Stated task:
Write out the material exactly, with the pictures left out.

Material:
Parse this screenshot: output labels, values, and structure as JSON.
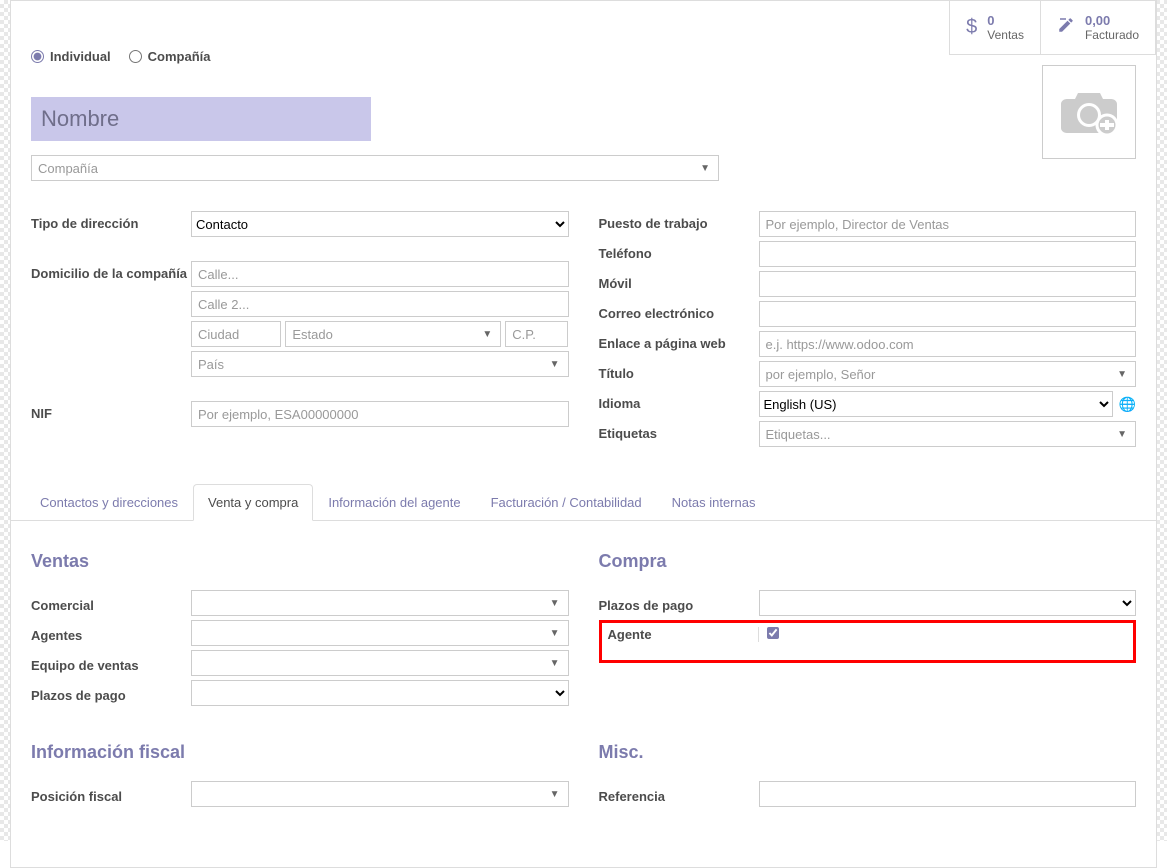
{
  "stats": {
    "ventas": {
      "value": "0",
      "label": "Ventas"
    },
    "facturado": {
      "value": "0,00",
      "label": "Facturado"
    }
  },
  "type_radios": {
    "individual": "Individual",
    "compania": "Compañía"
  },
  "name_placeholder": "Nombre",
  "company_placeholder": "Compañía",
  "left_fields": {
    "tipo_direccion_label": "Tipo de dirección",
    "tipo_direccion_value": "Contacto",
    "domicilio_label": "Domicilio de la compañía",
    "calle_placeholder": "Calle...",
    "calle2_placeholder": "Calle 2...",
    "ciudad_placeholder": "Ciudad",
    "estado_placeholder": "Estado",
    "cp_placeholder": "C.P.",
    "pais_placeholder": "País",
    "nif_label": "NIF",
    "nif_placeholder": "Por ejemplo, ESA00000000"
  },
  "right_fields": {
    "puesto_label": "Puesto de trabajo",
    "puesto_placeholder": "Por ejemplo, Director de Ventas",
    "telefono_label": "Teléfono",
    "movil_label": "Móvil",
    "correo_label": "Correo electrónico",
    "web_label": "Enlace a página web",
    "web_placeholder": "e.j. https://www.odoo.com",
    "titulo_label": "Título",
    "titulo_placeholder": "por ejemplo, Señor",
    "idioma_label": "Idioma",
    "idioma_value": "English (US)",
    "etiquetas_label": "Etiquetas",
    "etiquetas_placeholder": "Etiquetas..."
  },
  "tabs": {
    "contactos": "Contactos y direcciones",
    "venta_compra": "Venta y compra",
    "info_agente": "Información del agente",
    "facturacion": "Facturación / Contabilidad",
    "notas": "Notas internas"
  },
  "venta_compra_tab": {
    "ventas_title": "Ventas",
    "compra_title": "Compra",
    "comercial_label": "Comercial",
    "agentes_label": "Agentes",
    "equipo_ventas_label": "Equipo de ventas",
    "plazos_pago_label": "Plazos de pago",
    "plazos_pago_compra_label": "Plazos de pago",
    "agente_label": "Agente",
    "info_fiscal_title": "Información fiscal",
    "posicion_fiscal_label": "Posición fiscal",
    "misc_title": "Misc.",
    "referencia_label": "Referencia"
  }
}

Correct answer:
Parse this screenshot: output labels, values, and structure as JSON.
{
  "stats": {
    "ventas": {
      "value": "0",
      "label": "Ventas"
    },
    "facturado": {
      "value": "0,00",
      "label": "Facturado"
    }
  },
  "type_radios": {
    "individual": "Individual",
    "compania": "Compañía"
  },
  "name_placeholder": "Nombre",
  "company_placeholder": "Compañía",
  "left_fields": {
    "tipo_direccion_label": "Tipo de dirección",
    "tipo_direccion_value": "Contacto",
    "domicilio_label": "Domicilio de la compañía",
    "calle_placeholder": "Calle...",
    "calle2_placeholder": "Calle 2...",
    "ciudad_placeholder": "Ciudad",
    "estado_placeholder": "Estado",
    "cp_placeholder": "C.P.",
    "pais_placeholder": "País",
    "nif_label": "NIF",
    "nif_placeholder": "Por ejemplo, ESA00000000"
  },
  "right_fields": {
    "puesto_label": "Puesto de trabajo",
    "puesto_placeholder": "Por ejemplo, Director de Ventas",
    "telefono_label": "Teléfono",
    "movil_label": "Móvil",
    "correo_label": "Correo electrónico",
    "web_label": "Enlace a página web",
    "web_placeholder": "e.j. https://www.odoo.com",
    "titulo_label": "Título",
    "titulo_placeholder": "por ejemplo, Señor",
    "idioma_label": "Idioma",
    "idioma_value": "English (US)",
    "etiquetas_label": "Etiquetas",
    "etiquetas_placeholder": "Etiquetas..."
  },
  "tabs": {
    "contactos": "Contactos y direcciones",
    "venta_compra": "Venta y compra",
    "info_agente": "Información del agente",
    "facturacion": "Facturación / Contabilidad",
    "notas": "Notas internas"
  },
  "venta_compra_tab": {
    "ventas_title": "Ventas",
    "compra_title": "Compra",
    "comercial_label": "Comercial",
    "agentes_label": "Agentes",
    "equipo_ventas_label": "Equipo de ventas",
    "plazos_pago_label": "Plazos de pago",
    "plazos_pago_compra_label": "Plazos de pago",
    "agente_label": "Agente",
    "info_fiscal_title": "Información fiscal",
    "posicion_fiscal_label": "Posición fiscal",
    "misc_title": "Misc.",
    "referencia_label": "Referencia"
  }
}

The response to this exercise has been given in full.